*** Data excerpts ***

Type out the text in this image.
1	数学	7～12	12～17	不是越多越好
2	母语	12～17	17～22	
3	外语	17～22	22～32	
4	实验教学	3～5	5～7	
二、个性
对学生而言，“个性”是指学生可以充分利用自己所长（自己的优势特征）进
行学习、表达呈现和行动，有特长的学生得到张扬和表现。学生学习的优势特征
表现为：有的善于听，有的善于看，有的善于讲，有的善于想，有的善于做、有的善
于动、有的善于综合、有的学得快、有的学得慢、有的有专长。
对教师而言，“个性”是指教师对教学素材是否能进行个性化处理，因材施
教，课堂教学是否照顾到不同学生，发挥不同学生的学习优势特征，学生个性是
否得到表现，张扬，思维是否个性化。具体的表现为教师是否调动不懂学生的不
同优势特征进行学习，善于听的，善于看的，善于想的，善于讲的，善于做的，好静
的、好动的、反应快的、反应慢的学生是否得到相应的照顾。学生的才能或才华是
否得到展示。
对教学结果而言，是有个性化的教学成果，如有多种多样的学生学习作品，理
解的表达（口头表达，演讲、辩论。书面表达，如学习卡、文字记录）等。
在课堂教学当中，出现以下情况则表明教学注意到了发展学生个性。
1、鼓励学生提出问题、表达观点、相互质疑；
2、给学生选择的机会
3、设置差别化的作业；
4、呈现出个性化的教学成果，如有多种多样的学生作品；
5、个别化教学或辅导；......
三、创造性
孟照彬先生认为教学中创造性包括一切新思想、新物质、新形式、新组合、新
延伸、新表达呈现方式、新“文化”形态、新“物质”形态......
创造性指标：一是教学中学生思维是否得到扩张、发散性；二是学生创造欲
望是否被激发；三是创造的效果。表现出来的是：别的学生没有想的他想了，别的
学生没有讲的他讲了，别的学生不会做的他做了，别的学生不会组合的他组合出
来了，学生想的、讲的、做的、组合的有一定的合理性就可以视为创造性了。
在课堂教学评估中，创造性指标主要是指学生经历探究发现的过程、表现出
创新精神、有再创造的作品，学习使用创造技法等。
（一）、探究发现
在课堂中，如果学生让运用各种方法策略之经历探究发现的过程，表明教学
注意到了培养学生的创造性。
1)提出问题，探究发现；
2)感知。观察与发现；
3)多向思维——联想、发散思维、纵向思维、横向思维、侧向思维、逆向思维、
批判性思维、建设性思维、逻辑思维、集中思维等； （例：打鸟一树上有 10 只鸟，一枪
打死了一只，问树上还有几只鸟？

***
*** Data excerpts ***

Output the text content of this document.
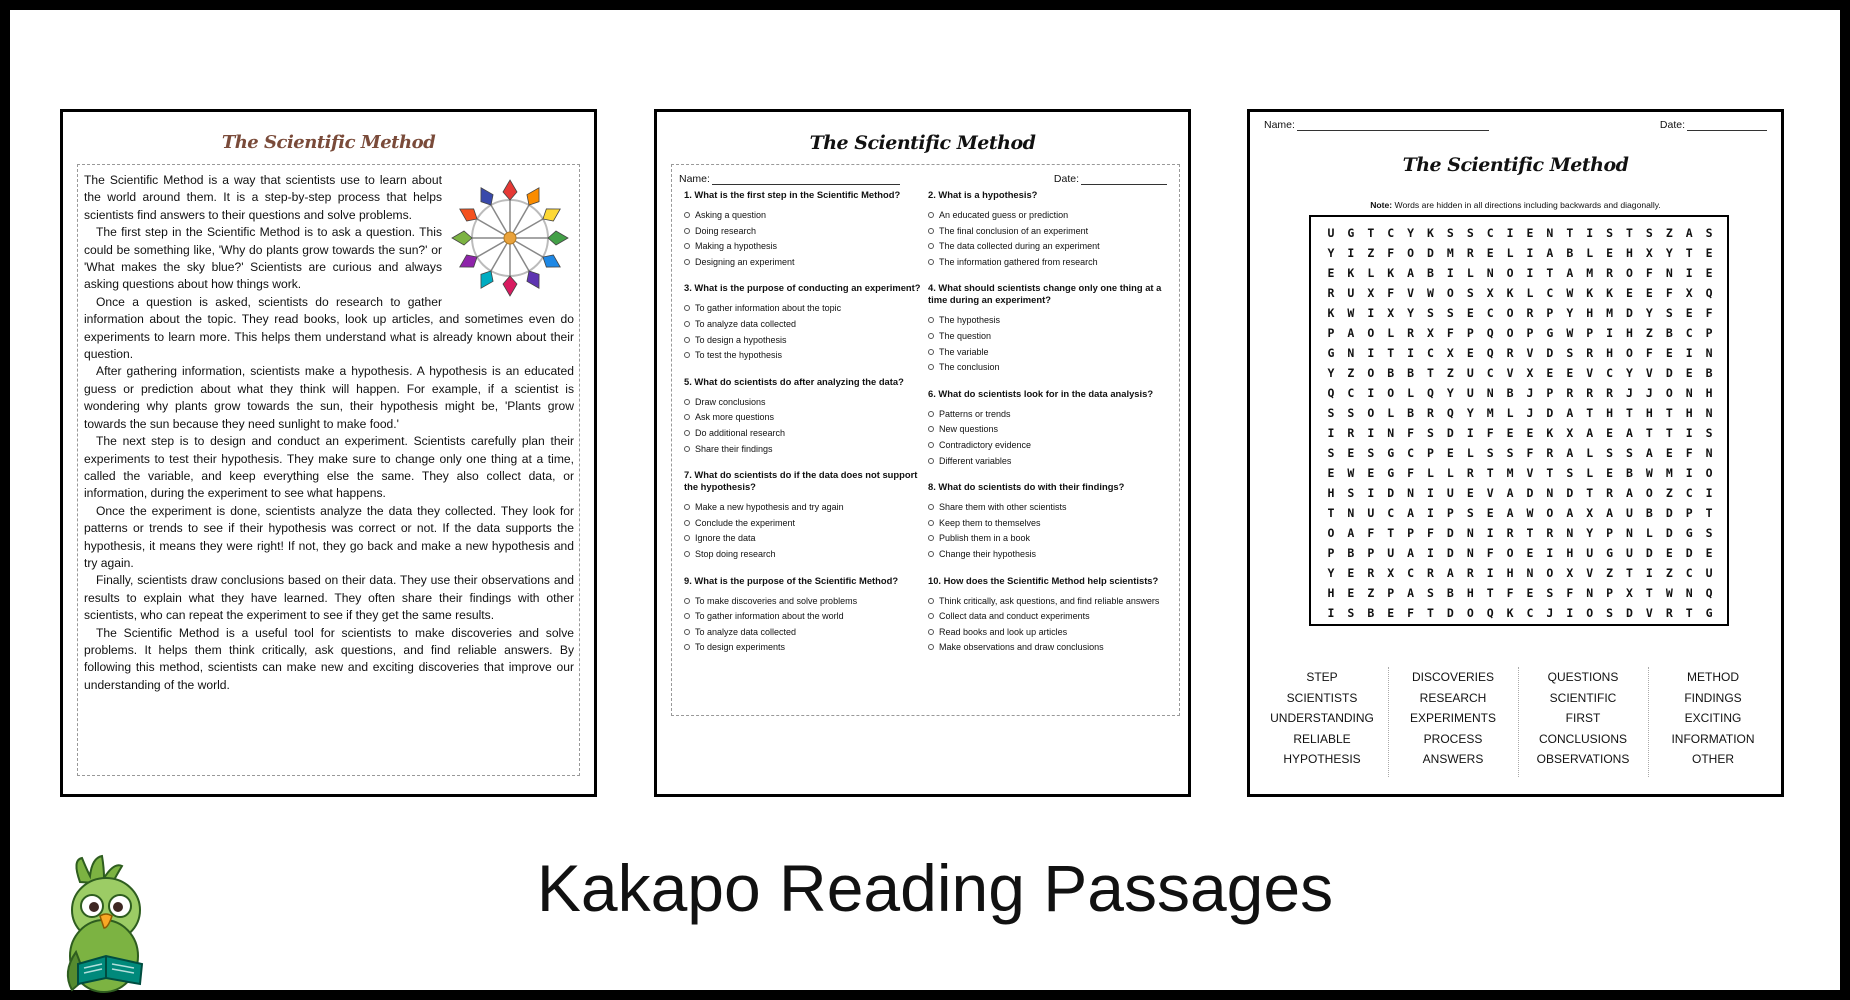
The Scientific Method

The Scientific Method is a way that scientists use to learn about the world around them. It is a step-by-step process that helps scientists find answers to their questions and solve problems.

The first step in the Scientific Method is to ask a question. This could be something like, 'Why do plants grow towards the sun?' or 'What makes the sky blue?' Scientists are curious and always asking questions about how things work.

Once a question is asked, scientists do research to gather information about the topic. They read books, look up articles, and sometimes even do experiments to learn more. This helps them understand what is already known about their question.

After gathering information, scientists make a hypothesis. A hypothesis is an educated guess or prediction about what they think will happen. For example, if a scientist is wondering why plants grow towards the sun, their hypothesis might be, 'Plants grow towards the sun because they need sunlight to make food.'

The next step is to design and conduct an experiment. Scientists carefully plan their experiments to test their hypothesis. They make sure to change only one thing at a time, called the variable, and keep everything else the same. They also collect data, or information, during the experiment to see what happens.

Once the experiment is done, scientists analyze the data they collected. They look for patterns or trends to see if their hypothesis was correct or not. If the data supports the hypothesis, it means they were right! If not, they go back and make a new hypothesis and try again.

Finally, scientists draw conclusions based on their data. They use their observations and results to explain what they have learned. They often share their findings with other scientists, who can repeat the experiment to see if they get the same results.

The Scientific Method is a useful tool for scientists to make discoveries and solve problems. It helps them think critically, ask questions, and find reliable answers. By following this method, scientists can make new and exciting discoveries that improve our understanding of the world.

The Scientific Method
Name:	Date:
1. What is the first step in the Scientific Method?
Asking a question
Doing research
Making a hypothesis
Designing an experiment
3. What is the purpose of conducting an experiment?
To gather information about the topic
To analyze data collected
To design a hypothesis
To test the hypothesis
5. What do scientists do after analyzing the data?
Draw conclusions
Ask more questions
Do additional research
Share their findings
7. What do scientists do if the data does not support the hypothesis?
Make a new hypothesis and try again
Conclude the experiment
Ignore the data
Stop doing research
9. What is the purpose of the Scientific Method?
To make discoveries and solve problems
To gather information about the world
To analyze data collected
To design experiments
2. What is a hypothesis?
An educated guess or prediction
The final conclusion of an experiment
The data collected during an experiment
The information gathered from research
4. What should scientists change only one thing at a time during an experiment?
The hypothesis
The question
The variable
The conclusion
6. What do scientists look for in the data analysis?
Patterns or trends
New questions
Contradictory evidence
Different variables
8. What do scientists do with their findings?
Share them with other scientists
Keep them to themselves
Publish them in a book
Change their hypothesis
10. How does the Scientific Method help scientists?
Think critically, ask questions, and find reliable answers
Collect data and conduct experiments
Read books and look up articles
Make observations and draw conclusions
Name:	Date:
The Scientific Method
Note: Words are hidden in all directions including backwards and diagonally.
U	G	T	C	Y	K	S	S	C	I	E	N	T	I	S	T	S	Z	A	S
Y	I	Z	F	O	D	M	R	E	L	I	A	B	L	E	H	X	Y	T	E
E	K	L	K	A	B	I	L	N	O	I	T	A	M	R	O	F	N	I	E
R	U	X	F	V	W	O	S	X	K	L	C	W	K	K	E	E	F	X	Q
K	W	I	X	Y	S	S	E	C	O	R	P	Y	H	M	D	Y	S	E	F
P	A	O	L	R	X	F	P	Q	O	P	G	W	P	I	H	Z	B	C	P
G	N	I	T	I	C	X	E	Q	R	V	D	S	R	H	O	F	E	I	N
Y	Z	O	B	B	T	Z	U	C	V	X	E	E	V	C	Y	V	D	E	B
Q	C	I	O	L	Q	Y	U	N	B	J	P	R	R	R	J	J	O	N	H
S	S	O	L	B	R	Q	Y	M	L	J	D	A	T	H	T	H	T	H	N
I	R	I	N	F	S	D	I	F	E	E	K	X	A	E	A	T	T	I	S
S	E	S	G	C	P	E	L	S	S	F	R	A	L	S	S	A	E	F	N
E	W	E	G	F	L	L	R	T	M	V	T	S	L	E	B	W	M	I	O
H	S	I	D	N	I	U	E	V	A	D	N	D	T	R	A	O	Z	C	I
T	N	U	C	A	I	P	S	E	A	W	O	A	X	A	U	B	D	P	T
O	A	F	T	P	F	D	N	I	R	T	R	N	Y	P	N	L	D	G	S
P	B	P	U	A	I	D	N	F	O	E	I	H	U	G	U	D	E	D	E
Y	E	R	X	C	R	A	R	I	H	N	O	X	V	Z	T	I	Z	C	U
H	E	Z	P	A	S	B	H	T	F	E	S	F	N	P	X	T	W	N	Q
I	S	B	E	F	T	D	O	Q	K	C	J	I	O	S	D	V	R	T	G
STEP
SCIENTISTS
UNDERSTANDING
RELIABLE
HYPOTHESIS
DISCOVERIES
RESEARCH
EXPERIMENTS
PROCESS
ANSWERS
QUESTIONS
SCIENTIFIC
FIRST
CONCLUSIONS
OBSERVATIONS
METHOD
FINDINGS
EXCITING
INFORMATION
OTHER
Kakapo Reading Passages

***
*** Data excerpts ***

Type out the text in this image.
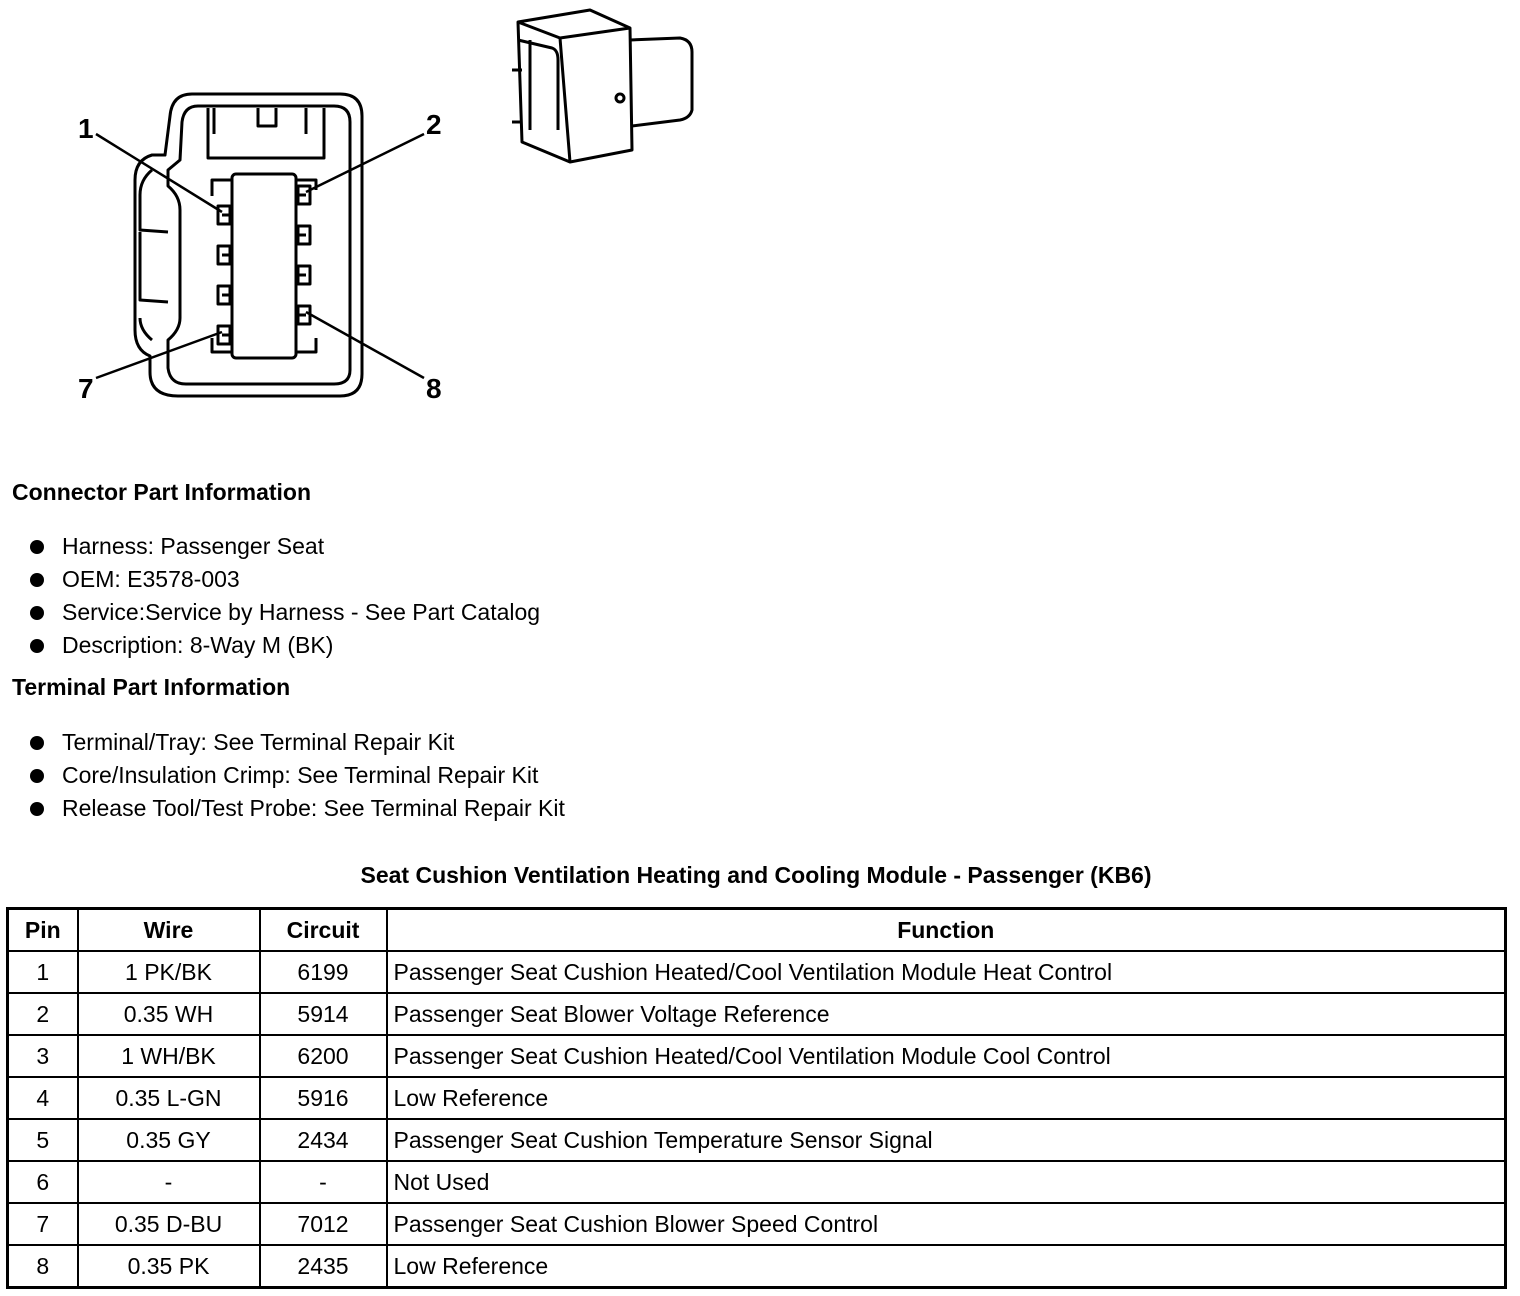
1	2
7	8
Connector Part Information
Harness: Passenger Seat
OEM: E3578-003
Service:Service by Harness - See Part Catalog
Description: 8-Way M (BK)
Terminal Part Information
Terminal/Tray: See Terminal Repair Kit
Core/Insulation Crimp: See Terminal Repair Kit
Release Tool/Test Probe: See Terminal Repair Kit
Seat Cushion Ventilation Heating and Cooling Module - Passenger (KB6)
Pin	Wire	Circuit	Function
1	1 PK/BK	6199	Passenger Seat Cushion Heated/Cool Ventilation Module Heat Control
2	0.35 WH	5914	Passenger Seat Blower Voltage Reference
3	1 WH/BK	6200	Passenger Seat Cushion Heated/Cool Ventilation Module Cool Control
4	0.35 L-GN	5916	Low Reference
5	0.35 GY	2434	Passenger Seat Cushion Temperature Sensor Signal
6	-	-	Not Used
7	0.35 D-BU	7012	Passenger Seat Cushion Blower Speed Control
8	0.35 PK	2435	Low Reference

***

_Work to complete_. Look for "books" and pull out every line that has it.

_Reply to the exercise_.
Once a question is asked, scientists do research to gather information about the topic. They read books, look up articles, and sometimes even do experiments to learn more. This helps them understand what is already known about their question.
Read books and look up articles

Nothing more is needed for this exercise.